Exercise details:
Sort through the data and copy the lines holding the word "text".

Excerpted records:
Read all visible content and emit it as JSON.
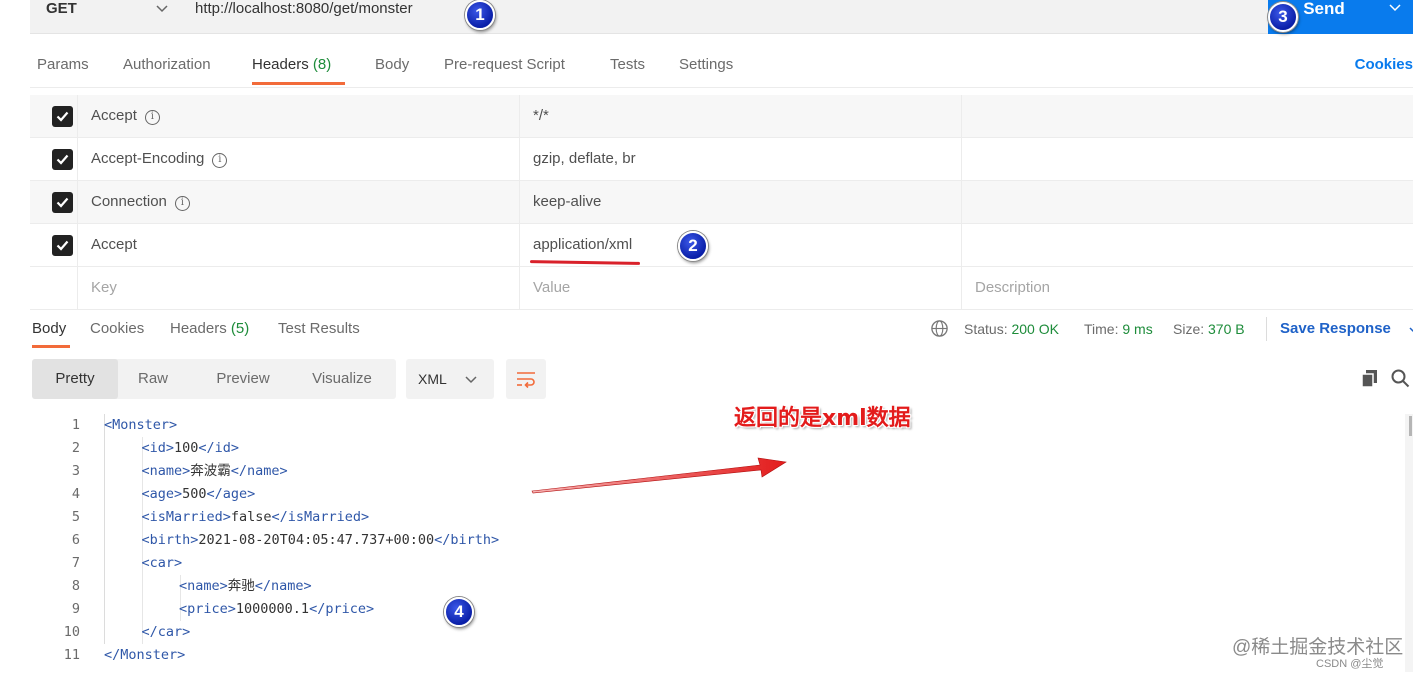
{
  "request": {
    "method": "GET",
    "url": "http://localhost:8080/get/monster",
    "send_label": "Send"
  },
  "badges": [
    "1",
    "2",
    "3",
    "4"
  ],
  "request_tabs": [
    {
      "label": "Params"
    },
    {
      "label": "Authorization"
    },
    {
      "label": "Headers",
      "count": "(8)",
      "active": true
    },
    {
      "label": "Body"
    },
    {
      "label": "Pre-request Script"
    },
    {
      "label": "Tests"
    },
    {
      "label": "Settings"
    }
  ],
  "cookies_link": "Cookies",
  "headers": [
    {
      "key": "Accept",
      "value": "*/*",
      "checked": true,
      "info": true
    },
    {
      "key": "Accept-Encoding",
      "value": "gzip, deflate, br",
      "checked": true,
      "info": true
    },
    {
      "key": "Connection",
      "value": "keep-alive",
      "checked": true,
      "info": true
    },
    {
      "key": "Accept",
      "value": "application/xml",
      "checked": true,
      "info": false
    }
  ],
  "headers_placeholder": {
    "key": "Key",
    "value": "Value",
    "description": "Description"
  },
  "response_tabs": [
    {
      "label": "Body",
      "active": true
    },
    {
      "label": "Cookies"
    },
    {
      "label": "Headers",
      "count": "(5)"
    },
    {
      "label": "Test Results"
    }
  ],
  "status": {
    "status_label": "Status:",
    "status_value": "200 OK",
    "time_label": "Time:",
    "time_value": "9 ms",
    "size_label": "Size:",
    "size_value": "370 B",
    "save_response": "Save Response"
  },
  "view_modes": [
    "Pretty",
    "Raw",
    "Preview",
    "Visualize"
  ],
  "active_view": "Pretty",
  "format": "XML",
  "code_lines": [
    {
      "n": "1",
      "indent": 0,
      "open": "<Monster>",
      "text": "",
      "close": ""
    },
    {
      "n": "2",
      "indent": 1,
      "open": "<id>",
      "text": "100",
      "close": "</id>"
    },
    {
      "n": "3",
      "indent": 1,
      "open": "<name>",
      "text": "奔波霸",
      "close": "</name>"
    },
    {
      "n": "4",
      "indent": 1,
      "open": "<age>",
      "text": "500",
      "close": "</age>"
    },
    {
      "n": "5",
      "indent": 1,
      "open": "<isMarried>",
      "text": "false",
      "close": "</isMarried>"
    },
    {
      "n": "6",
      "indent": 1,
      "open": "<birth>",
      "text": "2021-08-20T04:05:47.737+00:00",
      "close": "</birth>"
    },
    {
      "n": "7",
      "indent": 1,
      "open": "<car>",
      "text": "",
      "close": ""
    },
    {
      "n": "8",
      "indent": 2,
      "open": "<name>",
      "text": "奔驰",
      "close": "</name>"
    },
    {
      "n": "9",
      "indent": 2,
      "open": "<price>",
      "text": "1000000.1",
      "close": "</price>"
    },
    {
      "n": "10",
      "indent": 1,
      "open": "</car>",
      "text": "",
      "close": ""
    },
    {
      "n": "11",
      "indent": 0,
      "open": "</Monster>",
      "text": "",
      "close": ""
    }
  ],
  "annotation": "返回的是xml数据",
  "watermark": "@稀土掘金技术社区",
  "watermark_sub": "CSDN @尘觉",
  "colors": {
    "accent": "#097bed",
    "tab_underline": "#f26b3a",
    "status_ok": "#1d8c3a",
    "xml_tag": "#2f57a8",
    "annotation": "#e31b1b",
    "badge": "#1a2fc4"
  }
}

Correct response:
      "text": "",
      "text": "100",
      "text": "奔波霸",
      "text": "500",
      "text": "false",
      "text": "2021-08-20T04:05:47.737+00:00",
      "text": "",
      "text": "奔驰",
      "text": "1000000.1",
      "text": "",
      "text": "",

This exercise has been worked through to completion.